WHAT THE EXERCISE ASKS: Each entry that follows must be output without any deviation.

==== THE RECORDS

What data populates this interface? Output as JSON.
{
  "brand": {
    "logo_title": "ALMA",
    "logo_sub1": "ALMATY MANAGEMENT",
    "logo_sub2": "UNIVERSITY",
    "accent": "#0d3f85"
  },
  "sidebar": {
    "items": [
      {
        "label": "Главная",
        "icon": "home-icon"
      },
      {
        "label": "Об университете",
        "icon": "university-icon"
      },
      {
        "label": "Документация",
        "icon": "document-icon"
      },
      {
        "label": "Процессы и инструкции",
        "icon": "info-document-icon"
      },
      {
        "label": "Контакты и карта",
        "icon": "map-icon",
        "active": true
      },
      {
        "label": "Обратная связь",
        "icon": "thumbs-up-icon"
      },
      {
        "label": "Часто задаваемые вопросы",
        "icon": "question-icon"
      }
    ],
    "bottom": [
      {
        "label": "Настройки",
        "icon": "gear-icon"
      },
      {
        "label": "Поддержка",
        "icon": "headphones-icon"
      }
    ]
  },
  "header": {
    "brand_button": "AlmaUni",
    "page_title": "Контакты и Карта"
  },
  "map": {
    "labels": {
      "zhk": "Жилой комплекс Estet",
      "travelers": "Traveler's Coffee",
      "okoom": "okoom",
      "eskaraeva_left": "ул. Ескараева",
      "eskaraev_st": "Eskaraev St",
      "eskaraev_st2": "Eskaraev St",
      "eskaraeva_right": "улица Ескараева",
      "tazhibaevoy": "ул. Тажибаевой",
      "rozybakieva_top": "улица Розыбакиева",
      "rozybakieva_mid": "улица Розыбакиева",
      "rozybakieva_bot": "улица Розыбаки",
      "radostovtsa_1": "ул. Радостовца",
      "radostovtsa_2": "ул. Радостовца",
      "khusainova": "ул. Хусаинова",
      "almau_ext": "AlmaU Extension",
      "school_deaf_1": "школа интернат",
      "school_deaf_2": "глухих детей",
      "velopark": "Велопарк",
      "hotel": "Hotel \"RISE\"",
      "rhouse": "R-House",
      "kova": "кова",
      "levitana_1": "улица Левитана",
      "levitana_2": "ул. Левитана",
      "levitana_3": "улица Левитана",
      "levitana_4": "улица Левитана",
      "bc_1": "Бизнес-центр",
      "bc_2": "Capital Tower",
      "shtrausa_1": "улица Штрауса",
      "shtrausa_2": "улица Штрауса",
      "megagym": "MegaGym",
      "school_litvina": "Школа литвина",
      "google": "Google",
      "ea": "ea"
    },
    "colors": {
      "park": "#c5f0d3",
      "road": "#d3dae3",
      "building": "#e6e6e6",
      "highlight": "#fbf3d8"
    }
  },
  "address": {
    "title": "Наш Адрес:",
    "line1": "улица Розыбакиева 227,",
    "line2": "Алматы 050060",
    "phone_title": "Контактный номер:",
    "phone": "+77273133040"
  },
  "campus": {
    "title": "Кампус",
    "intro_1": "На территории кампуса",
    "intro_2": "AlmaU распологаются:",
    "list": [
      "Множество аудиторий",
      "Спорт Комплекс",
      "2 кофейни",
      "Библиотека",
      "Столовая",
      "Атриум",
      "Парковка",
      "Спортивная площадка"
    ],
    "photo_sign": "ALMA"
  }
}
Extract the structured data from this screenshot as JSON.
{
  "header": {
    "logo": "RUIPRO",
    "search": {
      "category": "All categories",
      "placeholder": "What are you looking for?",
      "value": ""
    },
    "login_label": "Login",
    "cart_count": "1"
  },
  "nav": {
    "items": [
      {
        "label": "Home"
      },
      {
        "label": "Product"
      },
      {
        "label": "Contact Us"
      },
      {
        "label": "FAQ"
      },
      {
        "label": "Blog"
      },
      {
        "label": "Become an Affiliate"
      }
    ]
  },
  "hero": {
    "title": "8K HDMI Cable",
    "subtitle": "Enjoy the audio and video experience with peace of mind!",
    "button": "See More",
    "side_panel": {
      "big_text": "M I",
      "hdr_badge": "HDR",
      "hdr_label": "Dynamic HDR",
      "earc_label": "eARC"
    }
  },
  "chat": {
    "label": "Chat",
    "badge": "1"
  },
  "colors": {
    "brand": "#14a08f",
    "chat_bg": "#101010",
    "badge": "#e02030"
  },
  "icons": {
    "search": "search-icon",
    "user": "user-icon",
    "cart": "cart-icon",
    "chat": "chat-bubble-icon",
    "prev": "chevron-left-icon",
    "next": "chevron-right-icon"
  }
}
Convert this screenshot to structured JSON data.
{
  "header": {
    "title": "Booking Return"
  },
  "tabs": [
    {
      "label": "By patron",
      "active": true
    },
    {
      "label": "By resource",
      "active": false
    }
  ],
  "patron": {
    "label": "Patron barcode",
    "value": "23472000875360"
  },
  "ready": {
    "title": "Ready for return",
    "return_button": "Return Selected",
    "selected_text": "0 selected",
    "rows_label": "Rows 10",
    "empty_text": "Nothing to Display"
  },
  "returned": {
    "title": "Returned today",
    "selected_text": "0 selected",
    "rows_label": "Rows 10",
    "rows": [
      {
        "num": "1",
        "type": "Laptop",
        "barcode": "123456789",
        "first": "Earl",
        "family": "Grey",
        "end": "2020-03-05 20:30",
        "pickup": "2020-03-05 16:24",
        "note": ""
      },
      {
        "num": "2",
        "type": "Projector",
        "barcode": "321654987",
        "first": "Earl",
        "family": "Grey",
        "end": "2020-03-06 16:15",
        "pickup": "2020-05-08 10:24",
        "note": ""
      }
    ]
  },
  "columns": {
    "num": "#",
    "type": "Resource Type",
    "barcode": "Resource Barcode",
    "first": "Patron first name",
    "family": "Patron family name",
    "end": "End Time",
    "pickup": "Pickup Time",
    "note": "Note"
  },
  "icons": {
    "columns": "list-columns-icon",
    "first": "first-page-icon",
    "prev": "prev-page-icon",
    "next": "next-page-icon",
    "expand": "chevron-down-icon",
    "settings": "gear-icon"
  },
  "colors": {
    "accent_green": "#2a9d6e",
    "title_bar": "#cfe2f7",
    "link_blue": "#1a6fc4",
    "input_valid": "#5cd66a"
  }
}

========

EXPECTED OUTPUT:
What data populates this interface? Output as JSON.
{
  "brand": {
    "logo_title": "ALMA",
    "logo_sub1": "ALMATY MANAGEMENT",
    "logo_sub2": "UNIVERSITY",
    "accent": "#0d3f85"
  },
  "sidebar": {
    "items": [
      {
        "label": "Главная",
        "icon": "home-icon"
      },
      {
        "label": "Об университете",
        "icon": "university-icon"
      },
      {
        "label": "Документация",
        "icon": "document-icon"
      },
      {
        "label": "Процессы и инструкции",
        "icon": "info-document-icon"
      },
      {
        "label": "Контакты и карта",
        "icon": "map-icon",
        "active": true
      },
      {
        "label": "Обратная связь",
        "icon": "thumbs-up-icon"
      },
      {
        "label": "Часто задаваемые вопросы",
        "icon": "question-icon"
      }
    ],
    "bottom": [
      {
        "label": "Настройки",
        "icon": "gear-icon"
      },
      {
        "label": "Поддержка",
        "icon": "headphones-icon"
      }
    ]
  },
  "header": {
    "brand_button": "AlmaUni",
    "page_title": "Контакты и Карта"
  },
  "map": {
    "labels": {
      "zhk": "Жилой комплекс Estet",
      "travelers": "Traveler's Coffee",
      "okoom": "okoom",
      "eskaraeva_left": "ул. Ескараева",
      "eskaraev_st": "Eskaraev St",
      "eskaraev_st2": "Eskaraev St",
      "eskaraeva_right": "улица Ескараева",
      "tazhibaevoy": "ул. Тажибаевой",
      "rozybakieva_top": "улица Розыбакиева",
      "rozybakieva_mid": "улица Розыбакиева",
      "rozybakieva_bot": "улица Розыбаки",
      "radostovtsa_1": "ул. Радостовца",
      "radostovtsa_2": "ул. Радостовца",
      "khusainova": "ул. Хусаинова",
      "almau_ext": "AlmaU Extension",
      "school_deaf_1": "школа интернат",
      "school_deaf_2": "глухих детей",
      "velopark": "Велопарк",
      "hotel": "Hotel \"RISE\"",
      "rhouse": "R-House",
      "kova": "кова",
      "levitana_1": "улица Левитана",
      "levitana_2": "ул. Левитана",
      "levitana_3": "улица Левитана",
      "levitana_4": "улица Левитана",
      "bc_1": "Бизнес-центр",
      "bc_2": "Capital Tower",
      "shtrausa_1": "улица Штрауса",
      "shtrausa_2": "улица Штрауса",
      "megagym": "MegaGym",
      "school_litvina": "Школа литвина",
      "google": "Google",
      "ea": "ea"
    },
    "colors": {
      "park": "#c5f0d3",
      "road": "#d3dae3",
      "building": "#e6e6e6",
      "highlight": "#fbf3d8"
    }
  },
  "address": {
    "title": "Наш Адрес:",
    "line1": "улица Розыбакиева 227,",
    "line2": "Алматы 050060",
    "phone_title": "Контактный номер:",
    "phone": "+77273133040"
  },
  "campus": {
    "title": "Кампус",
    "intro_1": "На территории кампуса",
    "intro_2": "AlmaU распологаются:",
    "list": [
      "Множество аудиторий",
      "Спорт Комплекс",
      "2 кофейни",
      "Библиотека",
      "Столовая",
      "Атриум",
      "Парковка",
      "Спортивная площадка"
    ],
    "photo_sign": "ALMA"
  }
}
Extract the structured data from this screenshot as JSON.
{
  "header": {
    "logo": "RUIPRO",
    "search": {
      "category": "All categories",
      "placeholder": "What are you looking for?",
      "value": ""
    },
    "login_label": "Login",
    "cart_count": "1"
  },
  "nav": {
    "items": [
      {
        "label": "Home"
      },
      {
        "label": "Product"
      },
      {
        "label": "Contact Us"
      },
      {
        "label": "FAQ"
      },
      {
        "label": "Blog"
      },
      {
        "label": "Become an Affiliate"
      }
    ]
  },
  "hero": {
    "title": "8K HDMI Cable",
    "subtitle": "Enjoy the audio and video experience with peace of mind!",
    "button": "See More",
    "side_panel": {
      "big_text": "M I",
      "hdr_badge": "HDR",
      "hdr_label": "Dynamic HDR",
      "earc_label": "eARC"
    }
  },
  "chat": {
    "label": "Chat",
    "badge": "1"
  },
  "colors": {
    "brand": "#14a08f",
    "chat_bg": "#101010",
    "badge": "#e02030"
  },
  "icons": {
    "search": "search-icon",
    "user": "user-icon",
    "cart": "cart-icon",
    "chat": "chat-bubble-icon",
    "prev": "chevron-left-icon",
    "next": "chevron-right-icon"
  }
}
Convert this screenshot to structured JSON data.
{
  "header": {
    "title": "Booking Return"
  },
  "tabs": [
    {
      "label": "By patron",
      "active": true
    },
    {
      "label": "By resource",
      "active": false
    }
  ],
  "patron": {
    "label": "Patron barcode",
    "value": "23472000875360"
  },
  "ready": {
    "title": "Ready for return",
    "return_button": "Return Selected",
    "selected_text": "0 selected",
    "rows_label": "Rows 10",
    "empty_text": "Nothing to Display"
  },
  "returned": {
    "title": "Returned today",
    "selected_text": "0 selected",
    "rows_label": "Rows 10",
    "rows": [
      {
        "num": "1",
        "type": "Laptop",
        "barcode": "123456789",
        "first": "Earl",
        "family": "Grey",
        "end": "2020-03-05 20:30",
        "pickup": "2020-03-05 16:24",
        "note": ""
      },
      {
        "num": "2",
        "type": "Projector",
        "barcode": "321654987",
        "first": "Earl",
        "family": "Grey",
        "end": "2020-03-06 16:15",
        "pickup": "2020-05-08 10:24",
        "note": ""
      }
    ]
  },
  "columns": {
    "num": "#",
    "type": "Resource Type",
    "barcode": "Resource Barcode",
    "first": "Patron first name",
    "family": "Patron family name",
    "end": "End Time",
    "pickup": "Pickup Time",
    "note": "Note"
  },
  "icons": {
    "columns": "list-columns-icon",
    "first": "first-page-icon",
    "prev": "prev-page-icon",
    "next": "next-page-icon",
    "expand": "chevron-down-icon",
    "settings": "gear-icon"
  },
  "colors": {
    "accent_green": "#2a9d6e",
    "title_bar": "#cfe2f7",
    "link_blue": "#1a6fc4",
    "input_valid": "#5cd66a"
  }
}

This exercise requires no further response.